◆ **To do**:
1 – Answer these from the Asura's Wrath passage:
(a) Which mantra do the Demigods regard as the most powerful?
(b) Which episode is called one of the best final levels in gaming history?
(c) How did the gaming press receive the game?
2 – Write a continuation of the Asura's Wrath passage, picking up after its final sentence.

◆ **Selected passage**:
* * * *
Alternative Character Interpretation: Word of God confirms that the Demigods see Pride Mantra as the most powerful mantra, hence why those who wield it (like Deus) are assigned as the leader of the Eight Guardian Generals. While this is proven to be the case with Deus through most of the game, is Pride Mantra legitimately the most powerful or is it Cultural Posturing put in place pragmatically because ego-stroking makes those with an affinity to it more powerful?
Best Level Ever: Episode 5, Episode 11, True Episode 18, and Episode 22 are considered to be some of the best levels in Asura's Wrath, with Episode 22 considered to be one of the best final levels in gaming history.
Catharsis Factor: Oh hell yes. Basically every villain in this game is a smug, self-satisfied prick who believes Asura to be beneath them or a violent monstrosity that preys on the weak. Obviously, Asura proves them dead wrong every time.
Critical Dissonance: It received mixed reviews by the gaming press, but the fans on the other hand really like the game.
Complete Monster: Chakravartin, the Big Bad of the entire story, is the nigh-omnipotent creator-god of Gaea and a smug, cold, uncaring sociopath who attempts to destroy and recreate the world constantly because he considers it beneath him to keep the planet's denizens safe from harm. To this end, Chakravartin's attempts to find an heir resulted in his creation of the monstrous Gohma that have destroyed so many innocent lives so he can test the resolve of the Gods. This also resulted in the Gods using humans as slaves and harvesting their souls and Mantra for their own powers. All the death and destruction in the game, over the course of over 10,000 years are all the fault of Chakravartin, solely so he could find someone else to do his job for him, and would kill and restart everything until he got the result he wanted. Despite trying to claim himself as well-intentioned, Chakravartin's claims are shown to be the hollow words of a cruel egomaniac, and once defied, the true monster he really is comes out.
* * * *
◆ **Records provided**:
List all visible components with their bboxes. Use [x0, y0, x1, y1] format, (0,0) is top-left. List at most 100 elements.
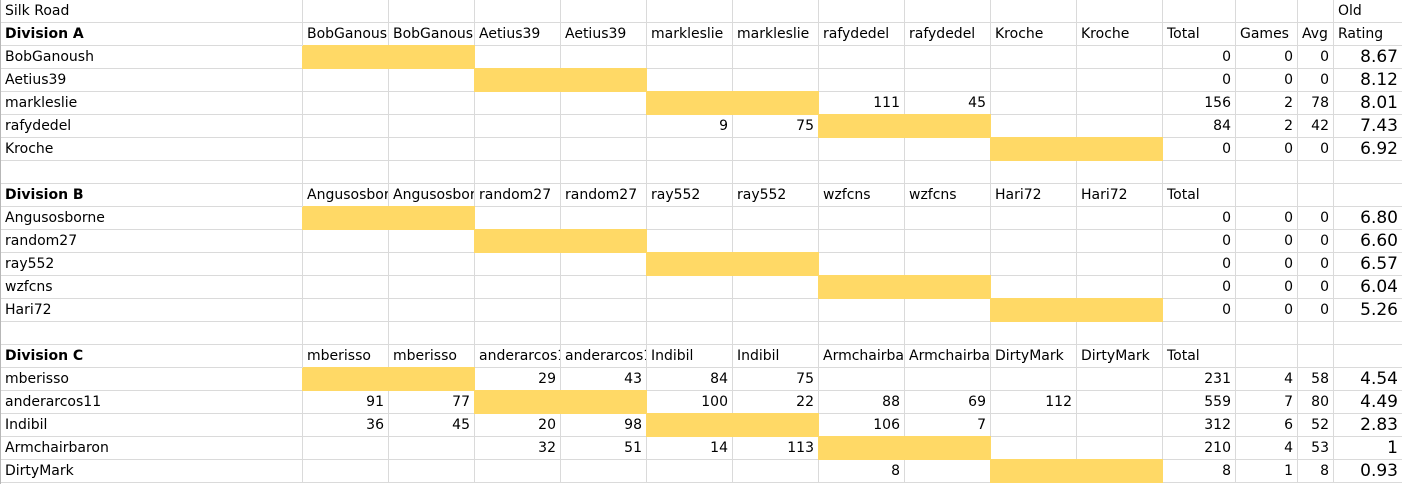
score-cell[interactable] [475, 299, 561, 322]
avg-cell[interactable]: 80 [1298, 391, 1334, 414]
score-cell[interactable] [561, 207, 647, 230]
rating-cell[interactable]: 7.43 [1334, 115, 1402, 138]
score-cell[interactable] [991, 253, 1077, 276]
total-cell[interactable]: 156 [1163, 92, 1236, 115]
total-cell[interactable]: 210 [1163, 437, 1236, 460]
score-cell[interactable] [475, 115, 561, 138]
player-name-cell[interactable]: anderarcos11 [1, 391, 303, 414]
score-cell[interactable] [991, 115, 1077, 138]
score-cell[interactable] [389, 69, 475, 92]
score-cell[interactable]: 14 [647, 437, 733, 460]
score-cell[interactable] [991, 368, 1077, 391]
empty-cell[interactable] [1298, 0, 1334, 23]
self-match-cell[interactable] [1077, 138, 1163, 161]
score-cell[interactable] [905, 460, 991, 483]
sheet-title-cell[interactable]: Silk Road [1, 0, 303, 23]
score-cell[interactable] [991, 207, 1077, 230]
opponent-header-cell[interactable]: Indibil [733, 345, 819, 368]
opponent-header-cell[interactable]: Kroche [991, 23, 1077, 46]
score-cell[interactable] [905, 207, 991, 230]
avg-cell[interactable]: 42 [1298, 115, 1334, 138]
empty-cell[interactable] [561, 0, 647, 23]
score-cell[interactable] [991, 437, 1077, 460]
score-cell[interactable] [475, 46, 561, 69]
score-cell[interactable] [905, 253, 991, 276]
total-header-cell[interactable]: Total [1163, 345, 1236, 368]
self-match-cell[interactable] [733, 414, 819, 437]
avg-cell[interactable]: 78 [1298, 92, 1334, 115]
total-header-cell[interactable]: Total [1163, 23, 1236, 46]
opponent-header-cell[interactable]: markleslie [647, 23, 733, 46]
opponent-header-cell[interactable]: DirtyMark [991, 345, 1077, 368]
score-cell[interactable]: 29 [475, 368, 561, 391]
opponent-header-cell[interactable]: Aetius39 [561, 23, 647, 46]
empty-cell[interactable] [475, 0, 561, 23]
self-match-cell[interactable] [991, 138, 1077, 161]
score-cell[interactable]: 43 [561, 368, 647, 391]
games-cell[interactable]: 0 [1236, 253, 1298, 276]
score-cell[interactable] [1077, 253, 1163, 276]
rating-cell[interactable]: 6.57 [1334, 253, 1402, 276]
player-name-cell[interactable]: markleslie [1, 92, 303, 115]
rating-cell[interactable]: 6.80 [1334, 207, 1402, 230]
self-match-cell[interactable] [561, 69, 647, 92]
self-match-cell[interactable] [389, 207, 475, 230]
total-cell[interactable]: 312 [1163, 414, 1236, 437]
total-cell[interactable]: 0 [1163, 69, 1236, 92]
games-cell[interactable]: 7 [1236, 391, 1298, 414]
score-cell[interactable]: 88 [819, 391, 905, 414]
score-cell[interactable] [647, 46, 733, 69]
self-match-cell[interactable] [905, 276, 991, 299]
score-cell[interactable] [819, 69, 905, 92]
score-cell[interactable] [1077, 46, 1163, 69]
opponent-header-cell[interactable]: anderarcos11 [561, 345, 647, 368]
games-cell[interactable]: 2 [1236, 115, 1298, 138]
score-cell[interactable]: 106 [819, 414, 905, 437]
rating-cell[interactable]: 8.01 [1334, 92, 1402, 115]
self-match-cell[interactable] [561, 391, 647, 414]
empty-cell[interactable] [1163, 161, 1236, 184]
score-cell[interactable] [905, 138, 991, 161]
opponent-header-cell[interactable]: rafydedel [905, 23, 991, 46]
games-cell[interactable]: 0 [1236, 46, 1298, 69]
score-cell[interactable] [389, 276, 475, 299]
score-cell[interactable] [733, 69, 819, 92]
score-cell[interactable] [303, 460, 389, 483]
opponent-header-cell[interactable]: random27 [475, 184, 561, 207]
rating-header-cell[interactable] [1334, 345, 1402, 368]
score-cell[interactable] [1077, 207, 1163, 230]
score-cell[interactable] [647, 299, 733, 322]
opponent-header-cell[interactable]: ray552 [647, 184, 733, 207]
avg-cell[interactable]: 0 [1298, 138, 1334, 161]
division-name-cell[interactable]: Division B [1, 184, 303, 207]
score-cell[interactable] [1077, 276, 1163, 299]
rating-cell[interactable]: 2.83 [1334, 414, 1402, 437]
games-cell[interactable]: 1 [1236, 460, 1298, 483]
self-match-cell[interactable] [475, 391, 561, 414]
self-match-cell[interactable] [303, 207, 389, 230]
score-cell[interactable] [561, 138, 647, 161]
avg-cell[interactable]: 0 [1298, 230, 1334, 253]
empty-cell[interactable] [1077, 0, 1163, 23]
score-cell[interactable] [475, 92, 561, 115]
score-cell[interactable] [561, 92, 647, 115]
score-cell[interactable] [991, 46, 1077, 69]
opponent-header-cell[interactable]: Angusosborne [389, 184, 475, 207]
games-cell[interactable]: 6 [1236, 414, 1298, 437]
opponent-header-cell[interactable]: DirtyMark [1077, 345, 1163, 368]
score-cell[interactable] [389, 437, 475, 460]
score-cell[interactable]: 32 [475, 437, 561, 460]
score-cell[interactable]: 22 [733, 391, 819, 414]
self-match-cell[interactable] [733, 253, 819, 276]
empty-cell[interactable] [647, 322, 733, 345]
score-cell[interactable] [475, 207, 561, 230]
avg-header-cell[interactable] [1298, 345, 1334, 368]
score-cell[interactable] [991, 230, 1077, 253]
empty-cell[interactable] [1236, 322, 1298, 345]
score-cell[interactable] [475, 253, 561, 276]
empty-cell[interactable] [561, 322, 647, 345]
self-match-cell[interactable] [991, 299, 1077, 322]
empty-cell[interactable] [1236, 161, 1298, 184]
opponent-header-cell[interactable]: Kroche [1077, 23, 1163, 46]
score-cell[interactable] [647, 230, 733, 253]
* * * *
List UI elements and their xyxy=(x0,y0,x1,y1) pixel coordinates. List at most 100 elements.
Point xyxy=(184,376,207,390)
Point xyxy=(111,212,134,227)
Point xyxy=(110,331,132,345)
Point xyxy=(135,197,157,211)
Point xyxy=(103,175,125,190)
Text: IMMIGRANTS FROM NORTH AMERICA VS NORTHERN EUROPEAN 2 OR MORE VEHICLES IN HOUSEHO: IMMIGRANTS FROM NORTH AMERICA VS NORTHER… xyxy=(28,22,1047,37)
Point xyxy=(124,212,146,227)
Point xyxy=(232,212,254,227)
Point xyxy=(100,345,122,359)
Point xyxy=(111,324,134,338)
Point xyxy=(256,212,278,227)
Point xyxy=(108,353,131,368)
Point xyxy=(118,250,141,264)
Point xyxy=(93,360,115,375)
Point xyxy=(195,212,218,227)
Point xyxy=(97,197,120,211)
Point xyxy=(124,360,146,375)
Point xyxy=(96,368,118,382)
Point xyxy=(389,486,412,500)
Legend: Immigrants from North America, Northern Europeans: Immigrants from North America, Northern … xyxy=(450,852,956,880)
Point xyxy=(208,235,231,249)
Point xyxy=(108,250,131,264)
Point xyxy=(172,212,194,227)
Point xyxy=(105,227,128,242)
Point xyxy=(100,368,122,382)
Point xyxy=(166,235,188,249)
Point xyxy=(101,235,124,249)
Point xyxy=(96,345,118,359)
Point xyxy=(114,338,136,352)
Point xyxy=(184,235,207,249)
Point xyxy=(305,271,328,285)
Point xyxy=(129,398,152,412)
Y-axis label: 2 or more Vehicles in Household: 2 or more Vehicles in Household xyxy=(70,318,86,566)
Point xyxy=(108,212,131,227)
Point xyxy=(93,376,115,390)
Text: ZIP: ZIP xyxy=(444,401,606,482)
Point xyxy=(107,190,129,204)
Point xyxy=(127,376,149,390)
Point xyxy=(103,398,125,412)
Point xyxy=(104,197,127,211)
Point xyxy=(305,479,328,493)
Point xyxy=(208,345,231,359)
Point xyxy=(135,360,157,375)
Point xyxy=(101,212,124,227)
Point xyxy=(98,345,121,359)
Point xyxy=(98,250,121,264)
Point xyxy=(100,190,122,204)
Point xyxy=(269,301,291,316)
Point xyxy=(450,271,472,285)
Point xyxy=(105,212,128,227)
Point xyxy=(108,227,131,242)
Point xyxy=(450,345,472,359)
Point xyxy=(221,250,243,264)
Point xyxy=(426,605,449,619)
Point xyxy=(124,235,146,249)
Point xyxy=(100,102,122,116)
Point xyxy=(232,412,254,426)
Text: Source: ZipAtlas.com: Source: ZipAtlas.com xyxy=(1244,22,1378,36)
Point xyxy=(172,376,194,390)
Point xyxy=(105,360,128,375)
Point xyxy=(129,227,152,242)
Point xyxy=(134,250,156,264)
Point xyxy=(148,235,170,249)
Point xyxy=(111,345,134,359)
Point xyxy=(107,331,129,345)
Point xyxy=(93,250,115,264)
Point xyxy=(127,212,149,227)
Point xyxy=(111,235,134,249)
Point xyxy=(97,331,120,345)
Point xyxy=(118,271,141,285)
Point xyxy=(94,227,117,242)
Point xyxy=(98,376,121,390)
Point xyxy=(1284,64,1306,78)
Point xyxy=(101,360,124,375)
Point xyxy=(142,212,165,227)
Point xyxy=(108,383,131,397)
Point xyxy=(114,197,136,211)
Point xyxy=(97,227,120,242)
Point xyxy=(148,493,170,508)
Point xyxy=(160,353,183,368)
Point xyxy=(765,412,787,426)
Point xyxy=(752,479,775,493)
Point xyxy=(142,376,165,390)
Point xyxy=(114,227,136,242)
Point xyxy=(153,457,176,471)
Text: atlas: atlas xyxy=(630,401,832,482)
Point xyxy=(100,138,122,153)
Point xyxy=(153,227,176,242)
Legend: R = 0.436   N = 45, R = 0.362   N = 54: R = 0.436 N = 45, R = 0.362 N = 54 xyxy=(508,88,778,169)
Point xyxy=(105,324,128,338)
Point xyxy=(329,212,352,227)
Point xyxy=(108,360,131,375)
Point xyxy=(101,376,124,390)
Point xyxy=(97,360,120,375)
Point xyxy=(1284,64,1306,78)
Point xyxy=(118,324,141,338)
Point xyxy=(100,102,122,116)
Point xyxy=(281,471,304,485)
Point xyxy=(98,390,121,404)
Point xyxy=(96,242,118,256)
* * * *
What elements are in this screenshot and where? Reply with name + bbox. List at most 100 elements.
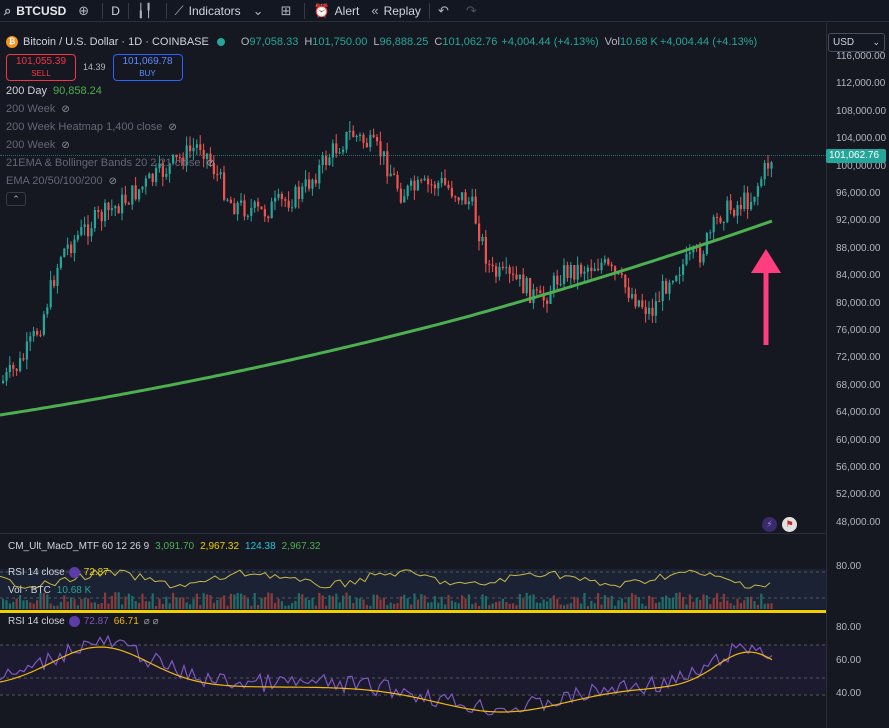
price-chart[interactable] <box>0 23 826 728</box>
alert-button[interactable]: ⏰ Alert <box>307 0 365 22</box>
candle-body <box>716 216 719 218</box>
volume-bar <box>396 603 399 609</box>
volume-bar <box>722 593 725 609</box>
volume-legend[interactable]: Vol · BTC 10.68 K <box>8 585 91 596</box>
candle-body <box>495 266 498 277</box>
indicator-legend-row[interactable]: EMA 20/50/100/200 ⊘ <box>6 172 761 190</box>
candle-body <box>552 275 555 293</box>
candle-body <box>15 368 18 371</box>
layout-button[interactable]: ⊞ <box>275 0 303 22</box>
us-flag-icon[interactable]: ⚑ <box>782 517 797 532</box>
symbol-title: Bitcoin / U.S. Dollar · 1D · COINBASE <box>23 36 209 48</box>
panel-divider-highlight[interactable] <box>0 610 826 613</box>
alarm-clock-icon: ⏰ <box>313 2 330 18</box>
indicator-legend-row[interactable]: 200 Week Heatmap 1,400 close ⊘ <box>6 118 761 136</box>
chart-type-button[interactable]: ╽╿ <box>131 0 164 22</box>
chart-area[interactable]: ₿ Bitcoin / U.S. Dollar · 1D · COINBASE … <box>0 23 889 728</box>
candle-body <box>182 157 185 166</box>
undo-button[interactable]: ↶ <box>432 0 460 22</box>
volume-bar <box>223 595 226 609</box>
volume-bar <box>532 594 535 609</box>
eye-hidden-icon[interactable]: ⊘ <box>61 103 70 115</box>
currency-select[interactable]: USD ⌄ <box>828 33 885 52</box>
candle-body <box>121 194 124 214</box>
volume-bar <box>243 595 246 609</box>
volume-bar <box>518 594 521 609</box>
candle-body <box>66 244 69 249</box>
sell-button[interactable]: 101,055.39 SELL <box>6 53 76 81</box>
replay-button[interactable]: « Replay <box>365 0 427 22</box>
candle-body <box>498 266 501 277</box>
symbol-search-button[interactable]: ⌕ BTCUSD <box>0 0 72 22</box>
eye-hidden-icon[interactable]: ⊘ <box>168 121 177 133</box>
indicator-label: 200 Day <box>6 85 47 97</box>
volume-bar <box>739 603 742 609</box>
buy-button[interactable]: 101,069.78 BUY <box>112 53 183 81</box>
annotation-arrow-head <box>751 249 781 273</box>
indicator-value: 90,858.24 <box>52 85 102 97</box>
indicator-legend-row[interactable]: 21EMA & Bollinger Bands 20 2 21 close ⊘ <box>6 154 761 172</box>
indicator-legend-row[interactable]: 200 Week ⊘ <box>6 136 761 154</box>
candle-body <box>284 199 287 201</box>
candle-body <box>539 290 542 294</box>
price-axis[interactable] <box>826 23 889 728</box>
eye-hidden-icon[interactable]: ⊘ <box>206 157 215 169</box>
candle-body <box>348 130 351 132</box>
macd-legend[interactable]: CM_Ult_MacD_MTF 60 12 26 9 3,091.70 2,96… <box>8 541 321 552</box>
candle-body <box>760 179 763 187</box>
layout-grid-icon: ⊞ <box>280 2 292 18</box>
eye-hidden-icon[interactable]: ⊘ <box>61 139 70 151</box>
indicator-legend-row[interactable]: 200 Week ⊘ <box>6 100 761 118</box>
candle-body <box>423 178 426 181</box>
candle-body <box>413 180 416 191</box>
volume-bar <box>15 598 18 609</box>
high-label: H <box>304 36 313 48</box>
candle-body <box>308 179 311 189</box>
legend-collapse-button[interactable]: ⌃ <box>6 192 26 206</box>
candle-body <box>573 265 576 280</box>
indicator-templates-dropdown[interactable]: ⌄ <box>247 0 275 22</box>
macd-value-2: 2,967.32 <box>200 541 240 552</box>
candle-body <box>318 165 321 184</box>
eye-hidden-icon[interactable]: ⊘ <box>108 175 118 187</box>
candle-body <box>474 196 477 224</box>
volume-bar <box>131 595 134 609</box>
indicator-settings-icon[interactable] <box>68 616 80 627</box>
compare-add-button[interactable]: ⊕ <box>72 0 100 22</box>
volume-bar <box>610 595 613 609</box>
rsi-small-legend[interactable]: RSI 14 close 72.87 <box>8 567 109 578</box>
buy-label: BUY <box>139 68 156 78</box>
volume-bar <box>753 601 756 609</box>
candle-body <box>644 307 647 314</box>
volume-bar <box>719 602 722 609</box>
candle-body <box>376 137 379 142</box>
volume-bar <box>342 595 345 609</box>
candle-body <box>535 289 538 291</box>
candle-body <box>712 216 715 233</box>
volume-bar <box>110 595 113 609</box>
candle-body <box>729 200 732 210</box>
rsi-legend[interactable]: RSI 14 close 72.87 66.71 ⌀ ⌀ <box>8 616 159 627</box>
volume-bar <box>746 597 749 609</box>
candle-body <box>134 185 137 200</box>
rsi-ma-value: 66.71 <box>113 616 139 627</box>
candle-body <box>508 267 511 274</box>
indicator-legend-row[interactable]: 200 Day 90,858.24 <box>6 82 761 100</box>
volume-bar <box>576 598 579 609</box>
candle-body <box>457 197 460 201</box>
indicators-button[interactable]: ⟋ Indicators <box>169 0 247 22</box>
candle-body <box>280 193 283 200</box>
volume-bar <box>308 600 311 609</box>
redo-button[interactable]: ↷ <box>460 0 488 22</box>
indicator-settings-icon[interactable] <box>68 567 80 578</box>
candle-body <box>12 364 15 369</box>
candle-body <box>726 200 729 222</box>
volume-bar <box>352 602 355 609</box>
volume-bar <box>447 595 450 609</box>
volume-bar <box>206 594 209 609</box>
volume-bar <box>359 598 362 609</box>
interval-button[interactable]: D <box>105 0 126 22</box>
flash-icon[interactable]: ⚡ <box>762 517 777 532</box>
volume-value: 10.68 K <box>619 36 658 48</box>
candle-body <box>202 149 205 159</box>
* * * *
◆ **Results of the exercise**:
1 –
(a) Pride Mantra
(b) Episode 22
(c) With mixed reviews

2 –
Cult Classic: Slowly becoming one of these, due to relatively poor sales and mixed critical reaction. Not unlike Ōkami, another Capcom-related game with poor sales that adapts a subset of Japanese and Chinese Mythology. To put this in perspective, Asura has been a Top Ranking pick for the next in the Marvel vs. Capcom games since his games debut, despite it not being very popular at the time.
Disappointing Last Level: The vanilla game has "True Episode 18", which is exactly the same as the original Episode 18, being the same episode with the original setpieces, gameplay, and boss fight, with nothing added except a Sequel Hook for the Part IV DLC. Averted with Part IV in question, however, which wraps up the story and gives the player one last unique, high-stakes fight, along with giving the QTEs more variety.
Enjoy The Story, Skip The Game: The game is perfectly aware that it is just a glorified cutscene. The gameplay is very simplistic and repetitive, but it isn't the main interest of the game, which is essentially an interactive Anime about an overly muscular six-armed god punching planet-sized monsters in space accompanied by Classical Music. Some of the game's DLC chapters are literally anime shorts with no gameplay more interactive than occasional Quick Time Events.
Ensemble Dark Horse: Augus is one of the most popular characters, and he dies halfway through the game.
Epileptic Trees: Some fans fresh off of Street Fighter X Tekken like to believe that this is where Ryu ended up after he was evaporated by Pandora. In addition, some also believe that Ryu ended up in none other than Smash Bros. after Akuma kicked him into the horizon, though this is usually treated like a joke.
Fan Nickname: The Awesome Button for the Burst button. This is because something awesome happens whenever you're prompted to press it.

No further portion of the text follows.